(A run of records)
******

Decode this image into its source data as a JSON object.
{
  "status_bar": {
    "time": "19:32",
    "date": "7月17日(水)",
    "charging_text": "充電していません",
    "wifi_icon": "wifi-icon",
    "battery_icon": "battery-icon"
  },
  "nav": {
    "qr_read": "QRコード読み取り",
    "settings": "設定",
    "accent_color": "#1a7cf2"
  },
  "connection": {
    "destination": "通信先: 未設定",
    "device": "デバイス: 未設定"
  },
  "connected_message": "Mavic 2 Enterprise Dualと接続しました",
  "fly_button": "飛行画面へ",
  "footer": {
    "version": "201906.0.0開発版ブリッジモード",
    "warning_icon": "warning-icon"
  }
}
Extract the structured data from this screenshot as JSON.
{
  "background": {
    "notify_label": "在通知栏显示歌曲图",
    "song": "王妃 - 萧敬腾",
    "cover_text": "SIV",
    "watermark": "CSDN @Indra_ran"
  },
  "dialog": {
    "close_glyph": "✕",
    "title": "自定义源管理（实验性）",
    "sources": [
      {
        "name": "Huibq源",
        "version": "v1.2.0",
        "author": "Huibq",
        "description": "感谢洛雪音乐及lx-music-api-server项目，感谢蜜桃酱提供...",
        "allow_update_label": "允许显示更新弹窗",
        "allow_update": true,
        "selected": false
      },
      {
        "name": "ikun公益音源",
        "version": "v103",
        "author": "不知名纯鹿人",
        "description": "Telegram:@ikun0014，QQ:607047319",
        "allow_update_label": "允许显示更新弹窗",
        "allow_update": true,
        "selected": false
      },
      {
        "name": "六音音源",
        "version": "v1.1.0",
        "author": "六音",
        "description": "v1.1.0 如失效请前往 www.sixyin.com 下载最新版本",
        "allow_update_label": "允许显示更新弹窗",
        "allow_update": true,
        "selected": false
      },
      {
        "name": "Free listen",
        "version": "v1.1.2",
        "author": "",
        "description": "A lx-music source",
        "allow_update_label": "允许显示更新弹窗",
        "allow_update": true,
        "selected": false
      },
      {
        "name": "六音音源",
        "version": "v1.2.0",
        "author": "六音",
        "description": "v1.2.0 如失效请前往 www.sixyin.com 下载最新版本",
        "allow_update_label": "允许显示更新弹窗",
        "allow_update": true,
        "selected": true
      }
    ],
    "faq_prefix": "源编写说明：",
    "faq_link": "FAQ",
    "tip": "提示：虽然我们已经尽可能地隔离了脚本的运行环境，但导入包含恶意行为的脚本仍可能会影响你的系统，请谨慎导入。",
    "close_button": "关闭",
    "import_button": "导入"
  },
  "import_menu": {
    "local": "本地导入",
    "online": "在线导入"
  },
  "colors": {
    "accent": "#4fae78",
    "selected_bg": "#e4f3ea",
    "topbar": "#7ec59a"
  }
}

******

--- What is needed ---
Repeat the listing above without any change.

--- Response to this exercise ---
Decode this image into its source data as a JSON object.
{
  "status_bar": {
    "time": "19:32",
    "date": "7月17日(水)",
    "charging_text": "充電していません",
    "wifi_icon": "wifi-icon",
    "battery_icon": "battery-icon"
  },
  "nav": {
    "qr_read": "QRコード読み取り",
    "settings": "設定",
    "accent_color": "#1a7cf2"
  },
  "connection": {
    "destination": "通信先: 未設定",
    "device": "デバイス: 未設定"
  },
  "connected_message": "Mavic 2 Enterprise Dualと接続しました",
  "fly_button": "飛行画面へ",
  "footer": {
    "version": "201906.0.0開発版ブリッジモード",
    "warning_icon": "warning-icon"
  }
}
Extract the structured data from this screenshot as JSON.
{
  "background": {
    "notify_label": "在通知栏显示歌曲图",
    "song": "王妃 - 萧敬腾",
    "cover_text": "SIV",
    "watermark": "CSDN @Indra_ran"
  },
  "dialog": {
    "close_glyph": "✕",
    "title": "自定义源管理（实验性）",
    "sources": [
      {
        "name": "Huibq源",
        "version": "v1.2.0",
        "author": "Huibq",
        "description": "感谢洛雪音乐及lx-music-api-server项目，感谢蜜桃酱提供...",
        "allow_update_label": "允许显示更新弹窗",
        "allow_update": true,
        "selected": false
      },
      {
        "name": "ikun公益音源",
        "version": "v103",
        "author": "不知名纯鹿人",
        "description": "Telegram:@ikun0014，QQ:607047319",
        "allow_update_label": "允许显示更新弹窗",
        "allow_update": true,
        "selected": false
      },
      {
        "name": "六音音源",
        "version": "v1.1.0",
        "author": "六音",
        "description": "v1.1.0 如失效请前往 www.sixyin.com 下载最新版本",
        "allow_update_label": "允许显示更新弹窗",
        "allow_update": true,
        "selected": false
      },
      {
        "name": "Free listen",
        "version": "v1.1.2",
        "author": "",
        "description": "A lx-music source",
        "allow_update_label": "允许显示更新弹窗",
        "allow_update": true,
        "selected": false
      },
      {
        "name": "六音音源",
        "version": "v1.2.0",
        "author": "六音",
        "description": "v1.2.0 如失效请前往 www.sixyin.com 下载最新版本",
        "allow_update_label": "允许显示更新弹窗",
        "allow_update": true,
        "selected": true
      }
    ],
    "faq_prefix": "源编写说明：",
    "faq_link": "FAQ",
    "tip": "提示：虽然我们已经尽可能地隔离了脚本的运行环境，但导入包含恶意行为的脚本仍可能会影响你的系统，请谨慎导入。",
    "close_button": "关闭",
    "import_button": "导入"
  },
  "import_menu": {
    "local": "本地导入",
    "online": "在线导入"
  },
  "colors": {
    "accent": "#4fae78",
    "selected_bg": "#e4f3ea",
    "topbar": "#7ec59a"
  }
}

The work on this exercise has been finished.